TASK DETAILS:
Take the material below and write it all out again exactly.

LISTED ENTRIES:
___
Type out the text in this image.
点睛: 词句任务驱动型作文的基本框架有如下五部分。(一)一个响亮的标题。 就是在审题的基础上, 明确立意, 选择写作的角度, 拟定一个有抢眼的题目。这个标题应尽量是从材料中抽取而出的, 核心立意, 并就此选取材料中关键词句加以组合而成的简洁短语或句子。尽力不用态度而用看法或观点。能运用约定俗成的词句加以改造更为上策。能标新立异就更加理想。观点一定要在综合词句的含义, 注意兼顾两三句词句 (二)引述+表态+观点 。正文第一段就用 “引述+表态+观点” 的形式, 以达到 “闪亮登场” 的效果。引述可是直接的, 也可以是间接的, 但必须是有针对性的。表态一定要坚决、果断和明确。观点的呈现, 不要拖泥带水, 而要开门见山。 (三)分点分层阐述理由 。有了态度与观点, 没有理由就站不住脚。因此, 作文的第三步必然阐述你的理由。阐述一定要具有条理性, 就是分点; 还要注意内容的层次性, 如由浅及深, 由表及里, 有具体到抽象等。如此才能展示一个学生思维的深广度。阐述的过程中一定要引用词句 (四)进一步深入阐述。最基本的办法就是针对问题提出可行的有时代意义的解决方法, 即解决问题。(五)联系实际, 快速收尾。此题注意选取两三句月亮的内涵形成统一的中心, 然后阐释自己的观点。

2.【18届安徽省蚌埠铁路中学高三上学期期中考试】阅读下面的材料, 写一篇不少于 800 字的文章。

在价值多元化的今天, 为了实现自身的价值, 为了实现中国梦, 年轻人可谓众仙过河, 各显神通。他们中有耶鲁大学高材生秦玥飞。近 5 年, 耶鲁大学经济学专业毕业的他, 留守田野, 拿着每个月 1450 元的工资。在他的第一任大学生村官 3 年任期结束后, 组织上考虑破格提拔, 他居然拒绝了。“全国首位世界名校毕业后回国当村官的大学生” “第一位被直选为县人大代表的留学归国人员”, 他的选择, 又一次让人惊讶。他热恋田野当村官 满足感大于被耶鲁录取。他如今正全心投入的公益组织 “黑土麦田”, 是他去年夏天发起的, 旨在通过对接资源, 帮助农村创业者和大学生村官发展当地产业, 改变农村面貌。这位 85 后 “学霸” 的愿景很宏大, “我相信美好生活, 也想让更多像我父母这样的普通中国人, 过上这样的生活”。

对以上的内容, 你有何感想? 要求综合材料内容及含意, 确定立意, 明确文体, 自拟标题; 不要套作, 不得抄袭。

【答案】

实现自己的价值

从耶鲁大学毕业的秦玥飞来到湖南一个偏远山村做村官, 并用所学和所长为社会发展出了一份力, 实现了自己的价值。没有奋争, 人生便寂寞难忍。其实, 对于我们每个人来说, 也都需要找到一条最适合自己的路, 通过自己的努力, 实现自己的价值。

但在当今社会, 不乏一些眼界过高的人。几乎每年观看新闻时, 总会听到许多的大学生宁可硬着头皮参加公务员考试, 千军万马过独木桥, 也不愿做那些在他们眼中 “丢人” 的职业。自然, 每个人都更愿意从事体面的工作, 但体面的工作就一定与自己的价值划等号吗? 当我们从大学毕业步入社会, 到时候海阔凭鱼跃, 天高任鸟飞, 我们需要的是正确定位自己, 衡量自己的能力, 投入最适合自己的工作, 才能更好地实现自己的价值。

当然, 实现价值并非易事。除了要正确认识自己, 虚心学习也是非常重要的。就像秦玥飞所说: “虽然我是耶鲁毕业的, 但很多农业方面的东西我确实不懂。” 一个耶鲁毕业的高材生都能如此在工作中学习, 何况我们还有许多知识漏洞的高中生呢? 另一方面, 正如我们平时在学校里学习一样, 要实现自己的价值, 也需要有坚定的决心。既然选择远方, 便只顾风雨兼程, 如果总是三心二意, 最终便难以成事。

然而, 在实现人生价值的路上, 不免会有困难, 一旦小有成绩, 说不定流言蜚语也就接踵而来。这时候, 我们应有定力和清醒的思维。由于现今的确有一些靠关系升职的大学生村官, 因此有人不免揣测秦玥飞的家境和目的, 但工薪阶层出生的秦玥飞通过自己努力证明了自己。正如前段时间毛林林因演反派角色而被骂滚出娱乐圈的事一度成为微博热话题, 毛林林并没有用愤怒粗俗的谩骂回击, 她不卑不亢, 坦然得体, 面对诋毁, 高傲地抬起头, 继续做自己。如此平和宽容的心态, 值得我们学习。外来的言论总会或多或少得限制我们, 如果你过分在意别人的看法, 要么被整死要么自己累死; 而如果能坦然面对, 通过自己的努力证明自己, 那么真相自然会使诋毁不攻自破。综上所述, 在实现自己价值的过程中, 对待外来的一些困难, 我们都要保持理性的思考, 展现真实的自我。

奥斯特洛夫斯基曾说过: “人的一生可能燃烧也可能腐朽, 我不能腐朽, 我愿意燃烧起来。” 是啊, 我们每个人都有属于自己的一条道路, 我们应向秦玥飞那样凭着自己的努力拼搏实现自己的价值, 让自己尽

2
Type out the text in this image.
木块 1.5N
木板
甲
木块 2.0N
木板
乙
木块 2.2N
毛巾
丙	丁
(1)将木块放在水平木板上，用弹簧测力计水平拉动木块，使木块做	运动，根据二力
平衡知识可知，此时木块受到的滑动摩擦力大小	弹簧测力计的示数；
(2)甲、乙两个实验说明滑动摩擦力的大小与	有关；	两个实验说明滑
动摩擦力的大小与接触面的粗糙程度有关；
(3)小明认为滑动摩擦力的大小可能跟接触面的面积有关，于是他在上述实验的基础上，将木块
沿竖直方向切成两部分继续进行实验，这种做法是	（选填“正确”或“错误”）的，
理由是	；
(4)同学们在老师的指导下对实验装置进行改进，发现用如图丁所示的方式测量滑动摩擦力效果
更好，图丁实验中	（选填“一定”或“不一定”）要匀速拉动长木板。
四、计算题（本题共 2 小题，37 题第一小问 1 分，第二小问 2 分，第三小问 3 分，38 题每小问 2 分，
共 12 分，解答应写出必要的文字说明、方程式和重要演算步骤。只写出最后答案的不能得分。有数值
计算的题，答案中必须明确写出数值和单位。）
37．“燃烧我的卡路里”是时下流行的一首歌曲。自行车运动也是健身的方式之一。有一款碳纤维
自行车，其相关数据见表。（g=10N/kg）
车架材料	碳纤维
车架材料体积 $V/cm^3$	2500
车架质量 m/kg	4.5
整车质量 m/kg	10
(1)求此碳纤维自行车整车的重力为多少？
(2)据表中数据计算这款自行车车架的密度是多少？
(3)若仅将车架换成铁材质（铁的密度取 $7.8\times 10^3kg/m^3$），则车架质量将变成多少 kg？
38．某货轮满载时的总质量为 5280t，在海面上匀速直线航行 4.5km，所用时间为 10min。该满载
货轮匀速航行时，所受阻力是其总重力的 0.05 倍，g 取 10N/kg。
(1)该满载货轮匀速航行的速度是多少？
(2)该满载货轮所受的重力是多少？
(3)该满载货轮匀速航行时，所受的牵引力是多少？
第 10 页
___
COMPLETED TASK:
Type out the text in this image.
点睛: 词句任务驱动型作文的基本框架有如下五部分。(一)一个响亮的标题。 就是在审题的基础上, 明确立意, 选择写作的角度, 拟定一个有抢眼的题目。这个标题应尽量是从材料中抽取而出的, 核心立意, 并就此选取材料中关键词句加以组合而成的简洁短语或句子。尽力不用态度而用看法或观点。能运用约定俗成的词句加以改造更为上策。能标新立异就更加理想。观点一定要在综合词句的含义, 注意兼顾两三句词句 (二)引述+表态+观点 。正文第一段就用 “引述+表态+观点” 的形式, 以达到 “闪亮登场” 的效果。引述可是直接的, 也可以是间接的, 但必须是有针对性的。表态一定要坚决、果断和明确。观点的呈现, 不要拖泥带水, 而要开门见山。 (三)分点分层阐述理由 。有了态度与观点, 没有理由就站不住脚。因此, 作文的第三步必然阐述你的理由。阐述一定要具有条理性, 就是分点; 还要注意内容的层次性, 如由浅及深, 由表及里, 有具体到抽象等。如此才能展示一个学生思维的深广度。阐述的过程中一定要引用词句 (四)进一步深入阐述。最基本的办法就是针对问题提出可行的有时代意义的解决方法, 即解决问题。(五)联系实际, 快速收尾。此题注意选取两三句月亮的内涵形成统一的中心, 然后阐释自己的观点。

2.【18届安徽省蚌埠铁路中学高三上学期期中考试】阅读下面的材料, 写一篇不少于 800 字的文章。

在价值多元化的今天, 为了实现自身的价值, 为了实现中国梦, 年轻人可谓众仙过河, 各显神通。他们中有耶鲁大学高材生秦玥飞。近 5 年, 耶鲁大学经济学专业毕业的他, 留守田野, 拿着每个月 1450 元的工资。在他的第一任大学生村官 3 年任期结束后, 组织上考虑破格提拔, 他居然拒绝了。“全国首位世界名校毕业后回国当村官的大学生” “第一位被直选为县人大代表的留学归国人员”, 他的选择, 又一次让人惊讶。他热恋田野当村官 满足感大于被耶鲁录取。他如今正全心投入的公益组织 “黑土麦田”, 是他去年夏天发起的, 旨在通过对接资源, 帮助农村创业者和大学生村官发展当地产业, 改变农村面貌。这位 85 后 “学霸” 的愿景很宏大, “我相信美好生活, 也想让更多像我父母这样的普通中国人, 过上这样的生活”。

对以上的内容, 你有何感想? 要求综合材料内容及含意, 确定立意, 明确文体, 自拟标题; 不要套作, 不得抄袭。

【答案】

实现自己的价值

从耶鲁大学毕业的秦玥飞来到湖南一个偏远山村做村官, 并用所学和所长为社会发展出了一份力, 实现了自己的价值。没有奋争, 人生便寂寞难忍。其实, 对于我们每个人来说, 也都需要找到一条最适合自己的路, 通过自己的努力, 实现自己的价值。

但在当今社会, 不乏一些眼界过高的人。几乎每年观看新闻时, 总会听到许多的大学生宁可硬着头皮参加公务员考试, 千军万马过独木桥, 也不愿做那些在他们眼中 “丢人” 的职业。自然, 每个人都更愿意从事体面的工作, 但体面的工作就一定与自己的价值划等号吗? 当我们从大学毕业步入社会, 到时候海阔凭鱼跃, 天高任鸟飞, 我们需要的是正确定位自己, 衡量自己的能力, 投入最适合自己的工作, 才能更好地实现自己的价值。

当然, 实现价值并非易事。除了要正确认识自己, 虚心学习也是非常重要的。就像秦玥飞所说: “虽然我是耶鲁毕业的, 但很多农业方面的东西我确实不懂。” 一个耶鲁毕业的高材生都能如此在工作中学习, 何况我们还有许多知识漏洞的高中生呢? 另一方面, 正如我们平时在学校里学习一样, 要实现自己的价值, 也需要有坚定的决心。既然选择远方, 便只顾风雨兼程, 如果总是三心二意, 最终便难以成事。

然而, 在实现人生价值的路上, 不免会有困难, 一旦小有成绩, 说不定流言蜚语也就接踵而来。这时候, 我们应有定力和清醒的思维。由于现今的确有一些靠关系升职的大学生村官, 因此有人不免揣测秦玥飞的家境和目的, 但工薪阶层出生的秦玥飞通过自己努力证明了自己。正如前段时间毛林林因演反派角色而被骂滚出娱乐圈的事一度成为微博热话题, 毛林林并没有用愤怒粗俗的谩骂回击, 她不卑不亢, 坦然得体, 面对诋毁, 高傲地抬起头, 继续做自己。如此平和宽容的心态, 值得我们学习。外来的言论总会或多或少得限制我们, 如果你过分在意别人的看法, 要么被整死要么自己累死; 而如果能坦然面对, 通过自己的努力证明自己, 那么真相自然会使诋毁不攻自破。综上所述, 在实现自己价值的过程中, 对待外来的一些困难, 我们都要保持理性的思考, 展现真实的自我。

奥斯特洛夫斯基曾说过: “人的一生可能燃烧也可能腐朽, 我不能腐朽, 我愿意燃烧起来。” 是啊, 我们每个人都有属于自己的一条道路, 我们应向秦玥飞那样凭着自己的努力拼搏实现自己的价值, 让自己尽

2
Type out the text in this image.
木块 1.5N
木板
甲
木块 2.0N
木板
乙
木块 2.2N
毛巾
丙	丁
(1)将木块放在水平木板上，用弹簧测力计水平拉动木块，使木块做	运动，根据二力
平衡知识可知，此时木块受到的滑动摩擦力大小	弹簧测力计的示数；
(2)甲、乙两个实验说明滑动摩擦力的大小与	有关；	两个实验说明滑
动摩擦力的大小与接触面的粗糙程度有关；
(3)小明认为滑动摩擦力的大小可能跟接触面的面积有关，于是他在上述实验的基础上，将木块
沿竖直方向切成两部分继续进行实验，这种做法是	（选填“正确”或“错误”）的，
理由是	；
(4)同学们在老师的指导下对实验装置进行改进，发现用如图丁所示的方式测量滑动摩擦力效果
更好，图丁实验中	（选填“一定”或“不一定”）要匀速拉动长木板。
四、计算题（本题共 2 小题，37 题第一小问 1 分，第二小问 2 分，第三小问 3 分，38 题每小问 2 分，
共 12 分，解答应写出必要的文字说明、方程式和重要演算步骤。只写出最后答案的不能得分。有数值
计算的题，答案中必须明确写出数值和单位。）
37．“燃烧我的卡路里”是时下流行的一首歌曲。自行车运动也是健身的方式之一。有一款碳纤维
自行车，其相关数据见表。（g=10N/kg）
车架材料	碳纤维
车架材料体积 $V/cm^3$	2500
车架质量 m/kg	4.5
整车质量 m/kg	10
(1)求此碳纤维自行车整车的重力为多少？
(2)据表中数据计算这款自行车车架的密度是多少？
(3)若仅将车架换成铁材质（铁的密度取 $7.8\times 10^3kg/m^3$），则车架质量将变成多少 kg？
38．某货轮满载时的总质量为 5280t，在海面上匀速直线航行 4.5km，所用时间为 10min。该满载
货轮匀速航行时，所受阻力是其总重力的 0.05 倍，g 取 10N/kg。
(1)该满载货轮匀速航行的速度是多少？
(2)该满载货轮所受的重力是多少？
(3)该满载货轮匀速航行时，所受的牵引力是多少？
第 10 页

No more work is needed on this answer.